### Text segment
§ §

To find the slopes in both directions:

1) Using the cubic coefficients for the horizontal spline at Y – calculate the slope
2) Interpolate 4 heights for X (using 4 horizontal splines)
3) Calculate the cubic coefficients from these heights
4) Use these coefficients to solve for slope
5) See below to convert these 2 slopes into a surface normal

TerrainBicubicSteps

Height Scaling

The distance between texels in the height map probably relates to a real world distance (say 10 km)
Now we need to scale the unit height into world space so that it is proportional to the real world distance between height texels.

§ §

### Set of tasks
1 > Rewrite everything from "To find the" down to "4 horizontal splines)" in the terrain text, putting "vertical" in place of "horizontal".
2 > Carry on writing the terrain text from the point where it stops.
The listing has no connection to the terrain text.

§ §

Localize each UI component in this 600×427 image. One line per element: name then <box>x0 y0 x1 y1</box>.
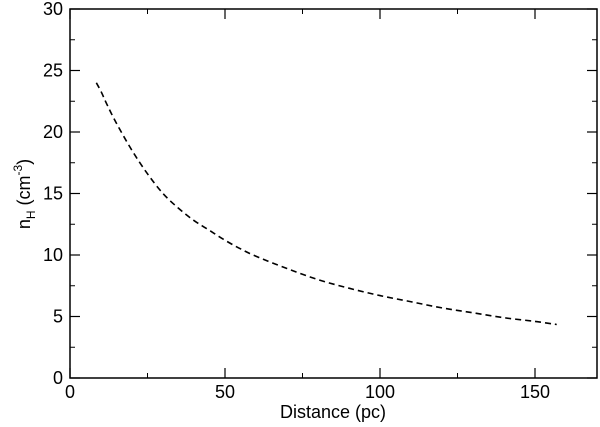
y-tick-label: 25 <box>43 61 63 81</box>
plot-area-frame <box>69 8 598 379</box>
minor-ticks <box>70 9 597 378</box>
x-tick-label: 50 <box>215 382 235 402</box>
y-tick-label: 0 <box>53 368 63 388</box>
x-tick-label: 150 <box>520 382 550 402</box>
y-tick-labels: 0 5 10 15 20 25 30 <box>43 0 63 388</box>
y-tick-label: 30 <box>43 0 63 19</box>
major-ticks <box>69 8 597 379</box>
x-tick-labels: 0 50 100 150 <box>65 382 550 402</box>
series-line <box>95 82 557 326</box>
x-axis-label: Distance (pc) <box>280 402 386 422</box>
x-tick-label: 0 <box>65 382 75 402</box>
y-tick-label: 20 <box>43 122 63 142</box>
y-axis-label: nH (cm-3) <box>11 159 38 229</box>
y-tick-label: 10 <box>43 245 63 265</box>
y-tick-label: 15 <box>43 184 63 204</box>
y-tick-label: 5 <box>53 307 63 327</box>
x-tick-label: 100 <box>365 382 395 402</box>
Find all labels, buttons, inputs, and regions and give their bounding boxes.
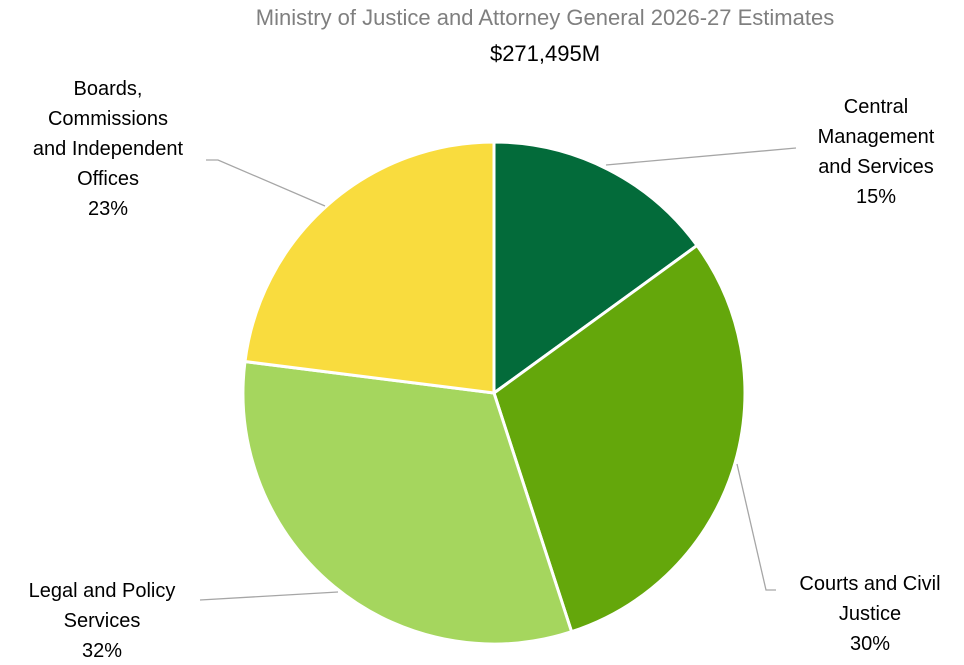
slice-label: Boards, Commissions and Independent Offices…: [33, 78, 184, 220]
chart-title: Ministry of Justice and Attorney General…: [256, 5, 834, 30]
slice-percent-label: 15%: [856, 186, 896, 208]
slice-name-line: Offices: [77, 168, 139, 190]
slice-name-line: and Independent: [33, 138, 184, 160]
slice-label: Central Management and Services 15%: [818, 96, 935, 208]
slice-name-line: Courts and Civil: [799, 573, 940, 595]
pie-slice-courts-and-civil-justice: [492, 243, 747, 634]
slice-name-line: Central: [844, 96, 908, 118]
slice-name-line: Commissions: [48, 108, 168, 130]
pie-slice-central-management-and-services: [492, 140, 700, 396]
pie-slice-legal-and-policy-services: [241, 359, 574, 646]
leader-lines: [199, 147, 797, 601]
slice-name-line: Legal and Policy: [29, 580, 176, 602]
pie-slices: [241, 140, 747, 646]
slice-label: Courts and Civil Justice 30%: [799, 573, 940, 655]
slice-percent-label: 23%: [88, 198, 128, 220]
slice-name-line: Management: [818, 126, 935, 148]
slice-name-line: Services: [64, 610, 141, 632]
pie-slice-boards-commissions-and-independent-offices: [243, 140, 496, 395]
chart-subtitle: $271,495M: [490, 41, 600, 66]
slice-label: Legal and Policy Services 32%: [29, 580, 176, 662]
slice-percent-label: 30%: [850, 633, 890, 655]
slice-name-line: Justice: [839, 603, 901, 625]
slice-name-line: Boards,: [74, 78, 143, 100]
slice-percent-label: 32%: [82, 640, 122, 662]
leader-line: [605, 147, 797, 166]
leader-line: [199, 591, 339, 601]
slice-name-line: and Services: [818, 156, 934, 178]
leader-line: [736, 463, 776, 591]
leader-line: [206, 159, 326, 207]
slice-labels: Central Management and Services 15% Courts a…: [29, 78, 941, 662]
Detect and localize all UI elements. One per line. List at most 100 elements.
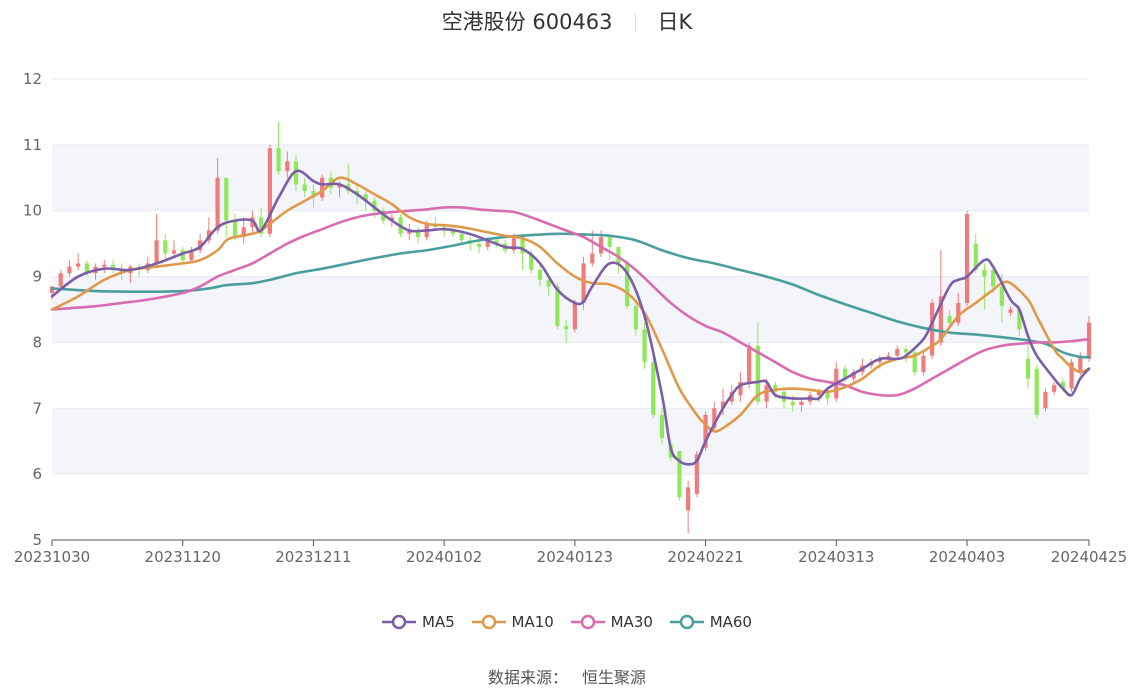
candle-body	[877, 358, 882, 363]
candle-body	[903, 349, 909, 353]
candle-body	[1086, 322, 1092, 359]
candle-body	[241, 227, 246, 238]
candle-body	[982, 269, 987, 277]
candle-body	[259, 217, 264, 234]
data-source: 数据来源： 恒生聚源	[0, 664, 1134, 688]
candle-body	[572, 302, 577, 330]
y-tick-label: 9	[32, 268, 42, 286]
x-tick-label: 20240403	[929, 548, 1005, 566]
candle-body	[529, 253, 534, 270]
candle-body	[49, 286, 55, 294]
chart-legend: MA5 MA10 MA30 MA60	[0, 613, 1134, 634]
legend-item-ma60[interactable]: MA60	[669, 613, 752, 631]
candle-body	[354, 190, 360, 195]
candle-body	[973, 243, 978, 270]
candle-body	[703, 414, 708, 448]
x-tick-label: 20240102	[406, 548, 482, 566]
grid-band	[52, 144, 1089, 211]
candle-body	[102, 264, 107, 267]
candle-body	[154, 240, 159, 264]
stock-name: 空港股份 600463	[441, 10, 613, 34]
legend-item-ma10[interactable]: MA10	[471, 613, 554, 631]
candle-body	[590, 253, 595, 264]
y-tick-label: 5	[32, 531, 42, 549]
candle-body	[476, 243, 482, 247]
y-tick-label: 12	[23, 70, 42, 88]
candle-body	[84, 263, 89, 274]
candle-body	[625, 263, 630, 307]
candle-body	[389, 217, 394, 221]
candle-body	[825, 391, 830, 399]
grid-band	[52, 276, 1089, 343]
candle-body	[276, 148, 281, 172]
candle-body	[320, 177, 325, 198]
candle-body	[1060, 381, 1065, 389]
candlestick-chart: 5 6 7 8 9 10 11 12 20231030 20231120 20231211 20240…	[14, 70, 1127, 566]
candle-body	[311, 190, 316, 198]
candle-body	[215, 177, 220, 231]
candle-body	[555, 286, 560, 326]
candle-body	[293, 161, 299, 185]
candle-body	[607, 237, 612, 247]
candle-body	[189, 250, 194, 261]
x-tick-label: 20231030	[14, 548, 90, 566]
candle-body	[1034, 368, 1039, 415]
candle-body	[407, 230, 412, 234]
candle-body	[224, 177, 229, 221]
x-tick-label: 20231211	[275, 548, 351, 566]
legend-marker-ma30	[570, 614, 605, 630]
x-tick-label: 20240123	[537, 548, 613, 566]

§ §

### Answers to the tasks
1 >
To find the slopes in both directions:

1) Using the cubic coefficients for the vertical spline at Y – calculate the slope
2) Interpolate 4 heights for X (using 4 vertical splines)

2 >
So if the maximum height is 10 km and height samples are 4 km apart – the ratio between horizontal and vertical is 2.5:

height *= UnitHeightToWorldSpace;

Normal Calculation

Convert the horizontal and vertical slopes to vectors:

float3 nx = float3(-1, dx, 0);
float3 ny = float3(0, dy, -1);

Cross these vectors to find the surface normal:

float3 n = cross(ny, nx);

Don’t forget to normalize() it at some point …

Support for very large terrain

Planet Earth at 4 km resolution takes 8192 x 4096 x 8bit = 32 MiB

Using height (and slope) based texture splatting means no large color textures are required

I use a 8192 x 4096 DXT1 Color Map which takes 22 MiB on the GPU.

Using 4 height samplers in the vertex shader enables a simple tiling system – when combined with background texture loading (on an unused XBOX 360 CPU core) this enables very large terrains.

CPU terrain collision detection

– Pull the Alpha8 texture data into memory
– Use CSharp bicubic surface interpolation
– This requires 32 MiB on the CPU side
– As an experiment to save memory I created a Height Query shader – but readback performance is terrible on XBOX 360.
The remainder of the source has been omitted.